## start Data shown
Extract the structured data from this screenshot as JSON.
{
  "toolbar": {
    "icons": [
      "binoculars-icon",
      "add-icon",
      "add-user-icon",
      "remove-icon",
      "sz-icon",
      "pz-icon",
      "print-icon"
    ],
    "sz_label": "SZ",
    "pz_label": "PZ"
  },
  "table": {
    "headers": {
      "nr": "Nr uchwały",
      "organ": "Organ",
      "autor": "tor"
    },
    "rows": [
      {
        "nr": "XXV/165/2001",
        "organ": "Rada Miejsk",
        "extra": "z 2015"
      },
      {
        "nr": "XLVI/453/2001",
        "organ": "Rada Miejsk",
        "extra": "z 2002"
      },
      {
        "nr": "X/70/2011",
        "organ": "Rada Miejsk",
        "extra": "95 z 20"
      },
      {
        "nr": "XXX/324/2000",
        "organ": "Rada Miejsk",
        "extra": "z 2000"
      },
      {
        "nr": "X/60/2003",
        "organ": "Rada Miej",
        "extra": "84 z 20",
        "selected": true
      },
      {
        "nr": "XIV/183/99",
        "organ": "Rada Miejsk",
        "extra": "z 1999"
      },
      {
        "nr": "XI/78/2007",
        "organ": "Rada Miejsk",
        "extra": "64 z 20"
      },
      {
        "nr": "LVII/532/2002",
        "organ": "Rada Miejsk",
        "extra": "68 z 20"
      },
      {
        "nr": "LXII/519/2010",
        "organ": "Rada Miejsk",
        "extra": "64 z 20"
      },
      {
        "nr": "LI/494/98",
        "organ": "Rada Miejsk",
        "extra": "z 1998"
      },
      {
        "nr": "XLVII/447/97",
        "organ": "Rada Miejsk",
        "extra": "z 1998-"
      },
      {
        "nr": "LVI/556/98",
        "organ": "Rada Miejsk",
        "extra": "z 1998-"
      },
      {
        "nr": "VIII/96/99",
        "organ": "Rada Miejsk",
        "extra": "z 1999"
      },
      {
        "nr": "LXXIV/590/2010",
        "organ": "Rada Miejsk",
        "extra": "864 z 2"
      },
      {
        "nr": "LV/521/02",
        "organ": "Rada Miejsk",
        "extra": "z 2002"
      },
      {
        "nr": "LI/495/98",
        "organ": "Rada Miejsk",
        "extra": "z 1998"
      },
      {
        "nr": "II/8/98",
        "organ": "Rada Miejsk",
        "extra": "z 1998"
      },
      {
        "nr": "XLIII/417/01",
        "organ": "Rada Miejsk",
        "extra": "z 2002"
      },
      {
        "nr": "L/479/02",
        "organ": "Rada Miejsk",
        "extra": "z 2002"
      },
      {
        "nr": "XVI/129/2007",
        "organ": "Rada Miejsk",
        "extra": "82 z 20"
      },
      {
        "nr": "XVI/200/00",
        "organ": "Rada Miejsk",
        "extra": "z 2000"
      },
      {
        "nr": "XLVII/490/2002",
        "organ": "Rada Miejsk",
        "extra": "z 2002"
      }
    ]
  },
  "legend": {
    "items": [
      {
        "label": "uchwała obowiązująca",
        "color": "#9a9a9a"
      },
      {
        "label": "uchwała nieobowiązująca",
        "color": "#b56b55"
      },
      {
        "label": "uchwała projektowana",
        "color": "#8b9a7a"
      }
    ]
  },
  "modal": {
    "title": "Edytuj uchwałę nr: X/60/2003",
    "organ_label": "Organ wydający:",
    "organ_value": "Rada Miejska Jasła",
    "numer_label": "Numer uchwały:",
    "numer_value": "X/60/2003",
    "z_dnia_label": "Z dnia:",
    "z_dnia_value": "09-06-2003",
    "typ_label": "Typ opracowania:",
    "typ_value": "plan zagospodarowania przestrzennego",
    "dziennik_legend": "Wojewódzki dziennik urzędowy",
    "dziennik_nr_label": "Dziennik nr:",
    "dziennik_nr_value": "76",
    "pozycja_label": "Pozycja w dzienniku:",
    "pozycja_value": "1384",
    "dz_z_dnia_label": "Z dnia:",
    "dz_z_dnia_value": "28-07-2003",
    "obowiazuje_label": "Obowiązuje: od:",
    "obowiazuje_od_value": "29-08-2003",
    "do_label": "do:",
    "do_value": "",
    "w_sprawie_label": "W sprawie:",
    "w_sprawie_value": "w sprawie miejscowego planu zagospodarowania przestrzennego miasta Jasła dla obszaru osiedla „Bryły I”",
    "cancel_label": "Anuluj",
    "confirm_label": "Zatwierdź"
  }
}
## end Data shown
» **Direction**: Word for word, write out all of the data above.

» **Exercise response**:
Extract the structured data from this screenshot as JSON.
{
  "toolbar": {
    "icons": [
      "binoculars-icon",
      "add-icon",
      "add-user-icon",
      "remove-icon",
      "sz-icon",
      "pz-icon",
      "print-icon"
    ],
    "sz_label": "SZ",
    "pz_label": "PZ"
  },
  "table": {
    "headers": {
      "nr": "Nr uchwały",
      "organ": "Organ",
      "autor": "tor"
    },
    "rows": [
      {
        "nr": "XXV/165/2001",
        "organ": "Rada Miejsk",
        "extra": "z 2015"
      },
      {
        "nr": "XLVI/453/2001",
        "organ": "Rada Miejsk",
        "extra": "z 2002"
      },
      {
        "nr": "X/70/2011",
        "organ": "Rada Miejsk",
        "extra": "95 z 20"
      },
      {
        "nr": "XXX/324/2000",
        "organ": "Rada Miejsk",
        "extra": "z 2000"
      },
      {
        "nr": "X/60/2003",
        "organ": "Rada Miej",
        "extra": "84 z 20",
        "selected": true
      },
      {
        "nr": "XIV/183/99",
        "organ": "Rada Miejsk",
        "extra": "z 1999"
      },
      {
        "nr": "XI/78/2007",
        "organ": "Rada Miejsk",
        "extra": "64 z 20"
      },
      {
        "nr": "LVII/532/2002",
        "organ": "Rada Miejsk",
        "extra": "68 z 20"
      },
      {
        "nr": "LXII/519/2010",
        "organ": "Rada Miejsk",
        "extra": "64 z 20"
      },
      {
        "nr": "LI/494/98",
        "organ": "Rada Miejsk",
        "extra": "z 1998"
      },
      {
        "nr": "XLVII/447/97",
        "organ": "Rada Miejsk",
        "extra": "z 1998-"
      },
      {
        "nr": "LVI/556/98",
        "organ": "Rada Miejsk",
        "extra": "z 1998-"
      },
      {
        "nr": "VIII/96/99",
        "organ": "Rada Miejsk",
        "extra": "z 1999"
      },
      {
        "nr": "LXXIV/590/2010",
        "organ": "Rada Miejsk",
        "extra": "864 z 2"
      },
      {
        "nr": "LV/521/02",
        "organ": "Rada Miejsk",
        "extra": "z 2002"
      },
      {
        "nr": "LI/495/98",
        "organ": "Rada Miejsk",
        "extra": "z 1998"
      },
      {
        "nr": "II/8/98",
        "organ": "Rada Miejsk",
        "extra": "z 1998"
      },
      {
        "nr": "XLIII/417/01",
        "organ": "Rada Miejsk",
        "extra": "z 2002"
      },
      {
        "nr": "L/479/02",
        "organ": "Rada Miejsk",
        "extra": "z 2002"
      },
      {
        "nr": "XVI/129/2007",
        "organ": "Rada Miejsk",
        "extra": "82 z 20"
      },
      {
        "nr": "XVI/200/00",
        "organ": "Rada Miejsk",
        "extra": "z 2000"
      },
      {
        "nr": "XLVII/490/2002",
        "organ": "Rada Miejsk",
        "extra": "z 2002"
      }
    ]
  },
  "legend": {
    "items": [
      {
        "label": "uchwała obowiązująca",
        "color": "#9a9a9a"
      },
      {
        "label": "uchwała nieobowiązująca",
        "color": "#b56b55"
      },
      {
        "label": "uchwała projektowana",
        "color": "#8b9a7a"
      }
    ]
  },
  "modal": {
    "title": "Edytuj uchwałę nr: X/60/2003",
    "organ_label": "Organ wydający:",
    "organ_value": "Rada Miejska Jasła",
    "numer_label": "Numer uchwały:",
    "numer_value": "X/60/2003",
    "z_dnia_label": "Z dnia:",
    "z_dnia_value": "09-06-2003",
    "typ_label": "Typ opracowania:",
    "typ_value": "plan zagospodarowania przestrzennego",
    "dziennik_legend": "Wojewódzki dziennik urzędowy",
    "dziennik_nr_label": "Dziennik nr:",
    "dziennik_nr_value": "76",
    "pozycja_label": "Pozycja w dzienniku:",
    "pozycja_value": "1384",
    "dz_z_dnia_label": "Z dnia:",
    "dz_z_dnia_value": "28-07-2003",
    "obowiazuje_label": "Obowiązuje: od:",
    "obowiazuje_od_value": "29-08-2003",
    "do_label": "do:",
    "do_value": "",
    "w_sprawie_label": "W sprawie:",
    "w_sprawie_value": "w sprawie miejscowego planu zagospodarowania przestrzennego miasta Jasła dla obszaru osiedla „Bryły I”",
    "cancel_label": "Anuluj",
    "confirm_label": "Zatwierdź"
  }
}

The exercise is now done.